EXTRACTED DATA:
☆ ☆ ☆ ☆ ☆
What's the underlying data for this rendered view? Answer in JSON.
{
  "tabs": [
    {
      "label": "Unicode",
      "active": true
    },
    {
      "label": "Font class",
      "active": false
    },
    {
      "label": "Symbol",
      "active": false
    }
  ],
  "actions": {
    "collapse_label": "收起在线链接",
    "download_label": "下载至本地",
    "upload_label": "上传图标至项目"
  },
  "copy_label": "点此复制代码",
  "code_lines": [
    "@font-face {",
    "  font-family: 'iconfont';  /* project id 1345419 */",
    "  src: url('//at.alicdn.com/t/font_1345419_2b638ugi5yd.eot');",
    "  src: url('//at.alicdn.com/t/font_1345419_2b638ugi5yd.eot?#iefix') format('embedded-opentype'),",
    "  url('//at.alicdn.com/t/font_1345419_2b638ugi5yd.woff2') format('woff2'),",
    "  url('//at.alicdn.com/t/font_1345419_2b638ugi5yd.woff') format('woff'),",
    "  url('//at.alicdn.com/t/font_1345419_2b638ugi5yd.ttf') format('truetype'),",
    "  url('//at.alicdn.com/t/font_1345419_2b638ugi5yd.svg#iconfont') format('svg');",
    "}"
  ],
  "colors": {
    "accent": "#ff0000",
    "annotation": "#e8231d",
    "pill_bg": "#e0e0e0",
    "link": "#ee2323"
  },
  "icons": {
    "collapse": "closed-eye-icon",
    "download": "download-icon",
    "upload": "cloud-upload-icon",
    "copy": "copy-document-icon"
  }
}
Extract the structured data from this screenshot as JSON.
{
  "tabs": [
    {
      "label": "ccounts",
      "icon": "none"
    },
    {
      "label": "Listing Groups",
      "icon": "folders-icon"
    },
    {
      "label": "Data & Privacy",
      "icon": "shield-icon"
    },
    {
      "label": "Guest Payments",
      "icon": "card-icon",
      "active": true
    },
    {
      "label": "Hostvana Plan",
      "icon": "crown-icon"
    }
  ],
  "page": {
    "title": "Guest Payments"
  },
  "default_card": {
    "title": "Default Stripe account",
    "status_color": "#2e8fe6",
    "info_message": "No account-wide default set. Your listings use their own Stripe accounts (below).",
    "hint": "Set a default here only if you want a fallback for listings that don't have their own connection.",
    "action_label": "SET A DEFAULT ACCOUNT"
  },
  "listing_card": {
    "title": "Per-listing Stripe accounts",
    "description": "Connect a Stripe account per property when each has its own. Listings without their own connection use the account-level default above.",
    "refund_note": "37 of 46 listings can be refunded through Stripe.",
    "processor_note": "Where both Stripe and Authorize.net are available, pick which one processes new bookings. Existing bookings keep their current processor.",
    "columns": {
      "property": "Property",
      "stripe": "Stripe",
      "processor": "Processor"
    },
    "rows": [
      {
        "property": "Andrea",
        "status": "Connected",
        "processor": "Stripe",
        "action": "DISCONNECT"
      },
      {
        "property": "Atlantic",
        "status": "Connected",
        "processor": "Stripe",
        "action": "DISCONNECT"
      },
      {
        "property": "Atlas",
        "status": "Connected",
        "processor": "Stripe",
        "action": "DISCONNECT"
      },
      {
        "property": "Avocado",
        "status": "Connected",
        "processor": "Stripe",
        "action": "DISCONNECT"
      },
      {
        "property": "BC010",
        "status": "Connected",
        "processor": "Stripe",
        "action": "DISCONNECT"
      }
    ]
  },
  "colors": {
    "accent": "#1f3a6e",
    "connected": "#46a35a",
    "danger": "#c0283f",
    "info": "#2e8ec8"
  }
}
☆ ☆ ☆ ☆ ☆
OBJECTIVE:
Take the lines above and print them exactly.

TASK ANSWER:
What's the underlying data for this rendered view? Answer in JSON.
{
  "tabs": [
    {
      "label": "Unicode",
      "active": true
    },
    {
      "label": "Font class",
      "active": false
    },
    {
      "label": "Symbol",
      "active": false
    }
  ],
  "actions": {
    "collapse_label": "收起在线链接",
    "download_label": "下载至本地",
    "upload_label": "上传图标至项目"
  },
  "copy_label": "点此复制代码",
  "code_lines": [
    "@font-face {",
    "  font-family: 'iconfont';  /* project id 1345419 */",
    "  src: url('//at.alicdn.com/t/font_1345419_2b638ugi5yd.eot');",
    "  src: url('//at.alicdn.com/t/font_1345419_2b638ugi5yd.eot?#iefix') format('embedded-opentype'),",
    "  url('//at.alicdn.com/t/font_1345419_2b638ugi5yd.woff2') format('woff2'),",
    "  url('//at.alicdn.com/t/font_1345419_2b638ugi5yd.woff') format('woff'),",
    "  url('//at.alicdn.com/t/font_1345419_2b638ugi5yd.ttf') format('truetype'),",
    "  url('//at.alicdn.com/t/font_1345419_2b638ugi5yd.svg#iconfont') format('svg');",
    "}"
  ],
  "colors": {
    "accent": "#ff0000",
    "annotation": "#e8231d",
    "pill_bg": "#e0e0e0",
    "link": "#ee2323"
  },
  "icons": {
    "collapse": "closed-eye-icon",
    "download": "download-icon",
    "upload": "cloud-upload-icon",
    "copy": "copy-document-icon"
  }
}
Extract the structured data from this screenshot as JSON.
{
  "tabs": [
    {
      "label": "ccounts",
      "icon": "none"
    },
    {
      "label": "Listing Groups",
      "icon": "folders-icon"
    },
    {
      "label": "Data & Privacy",
      "icon": "shield-icon"
    },
    {
      "label": "Guest Payments",
      "icon": "card-icon",
      "active": true
    },
    {
      "label": "Hostvana Plan",
      "icon": "crown-icon"
    }
  ],
  "page": {
    "title": "Guest Payments"
  },
  "default_card": {
    "title": "Default Stripe account",
    "status_color": "#2e8fe6",
    "info_message": "No account-wide default set. Your listings use their own Stripe accounts (below).",
    "hint": "Set a default here only if you want a fallback for listings that don't have their own connection.",
    "action_label": "SET A DEFAULT ACCOUNT"
  },
  "listing_card": {
    "title": "Per-listing Stripe accounts",
    "description": "Connect a Stripe account per property when each has its own. Listings without their own connection use the account-level default above.",
    "refund_note": "37 of 46 listings can be refunded through Stripe.",
    "processor_note": "Where both Stripe and Authorize.net are available, pick which one processes new bookings. Existing bookings keep their current processor.",
    "columns": {
      "property": "Property",
      "stripe": "Stripe",
      "processor": "Processor"
    },
    "rows": [
      {
        "property": "Andrea",
        "status": "Connected",
        "processor": "Stripe",
        "action": "DISCONNECT"
      },
      {
        "property": "Atlantic",
        "status": "Connected",
        "processor": "Stripe",
        "action": "DISCONNECT"
      },
      {
        "property": "Atlas",
        "status": "Connected",
        "processor": "Stripe",
        "action": "DISCONNECT"
      },
      {
        "property": "Avocado",
        "status": "Connected",
        "processor": "Stripe",
        "action": "DISCONNECT"
      },
      {
        "property": "BC010",
        "status": "Connected",
        "processor": "Stripe",
        "action": "DISCONNECT"
      }
    ]
  },
  "colors": {
    "accent": "#1f3a6e",
    "connected": "#46a35a",
    "danger": "#c0283f",
    "info": "#2e8ec8"
  }
}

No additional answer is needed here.